━━━ Input material

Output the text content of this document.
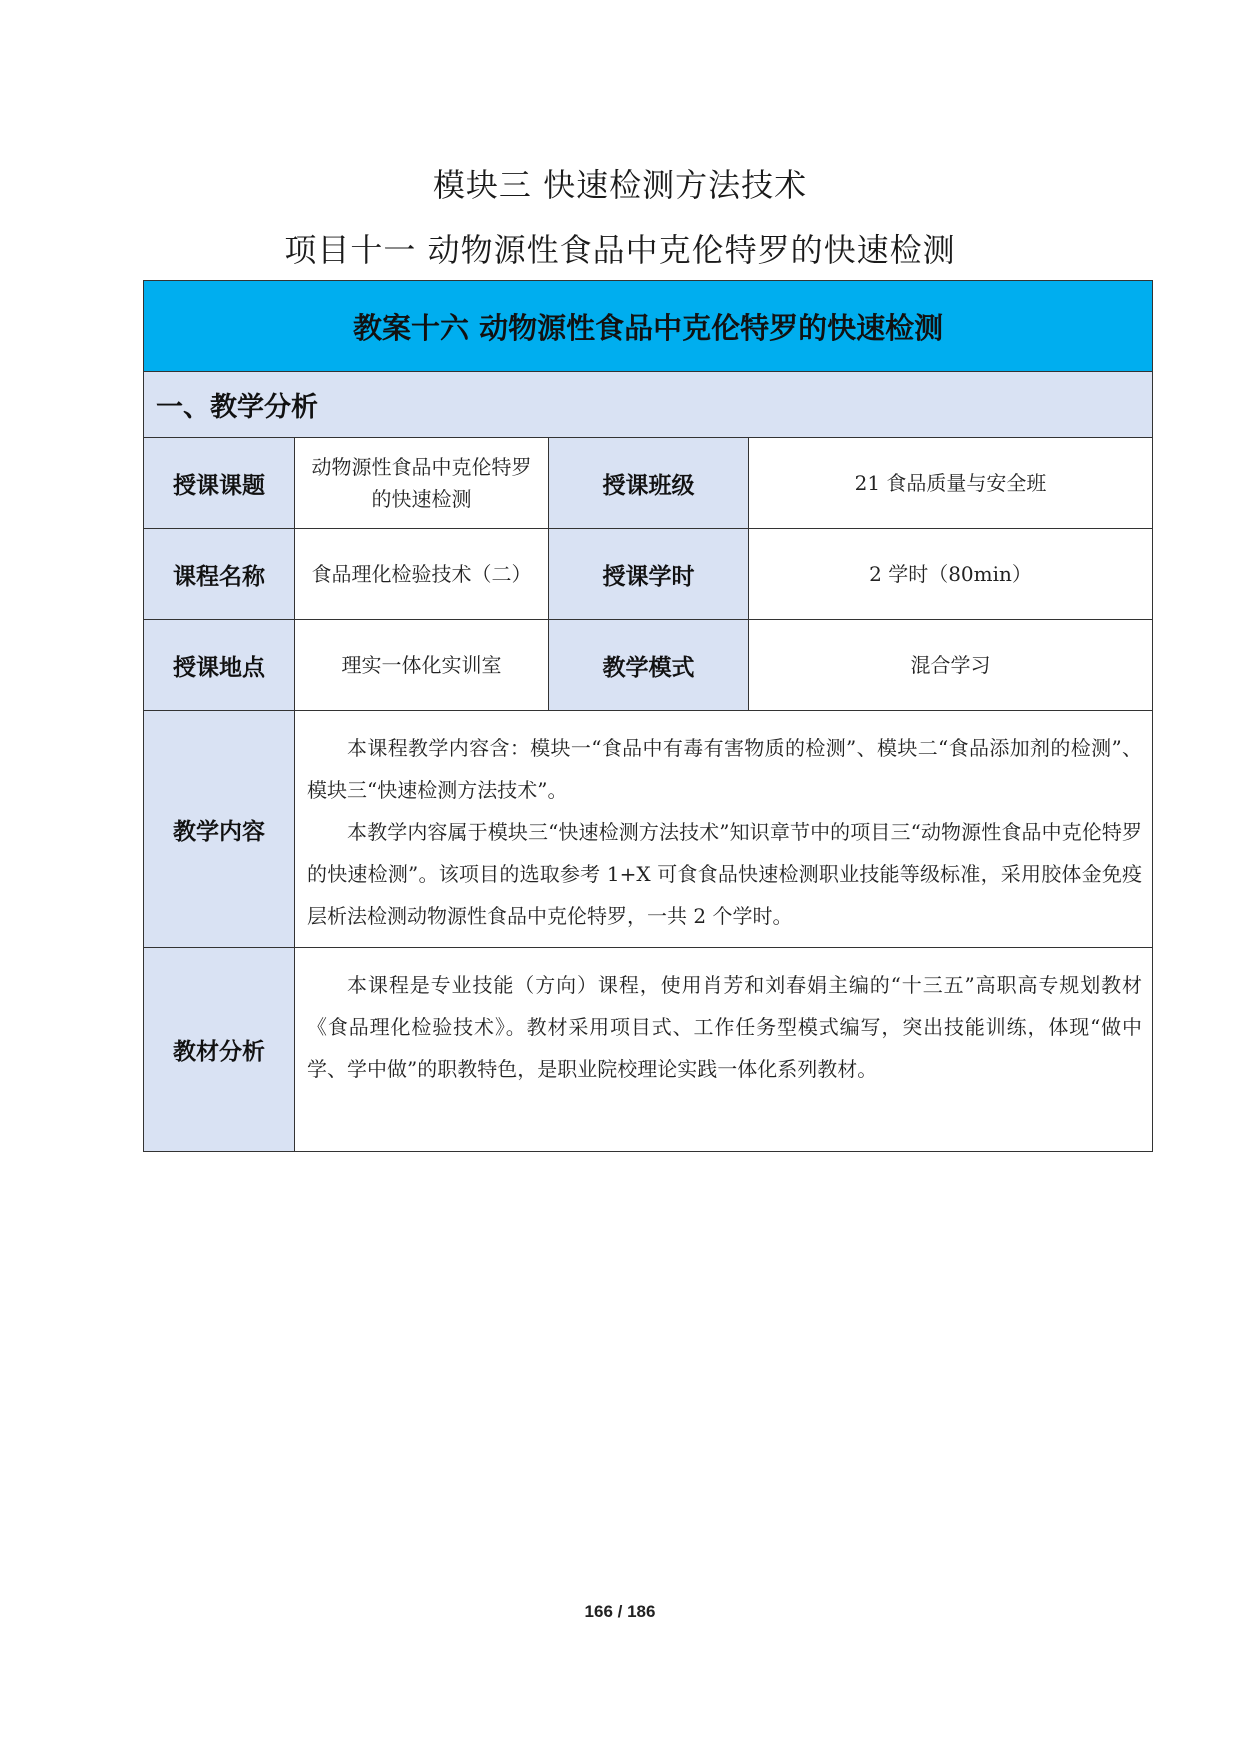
模块三 快速检测方法技术
项目十一 动物源性食品中克伦特罗的快速检测
教案十六 动物源性食品中克伦特罗的快速检测			
一、教学分析			
授课课题	动物源性食品中克伦特罗的快速检测	授课班级	21 食品质量与安全班
课程名称	食品理化检验技术（二）	授课学时	2 学时（80min）
授课地点	理实一体化实训室	教学模式	混合学习
教学内容	本课程教学内容含：模块一“食品中有毒有害物质的检测”、模块二“食品添加剂的检测”、模块三“快速检测方法技术”。

本教学内容属于模块三“快速检测方法技术”知识章节中的项目三“动物源性食品中克伦特罗的快速检测”。该项目的选取参考 1+X 可食食品快速检测职业技能等级标准，采用胶体金免疫层析法检测动物源性食品中克伦特罗，一共 2 个学时。		

教材分析	本课程是专业技能（方向）课程，使用肖芳和刘春娟主编的“十三五”高职高专规划教材《食品理化检验技术》。教材采用项目式、工作任务型模式编写，突出技能训练，体现“做中学、学中做”的职教特色，是职业院校理论实践一体化系列教材。		

166 / 186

━━━━━━

▶ _Objective_
Give only the number of lines in the records that include the word "动物源性食品中克伦特罗的快速检测".

▶ _Response below_
4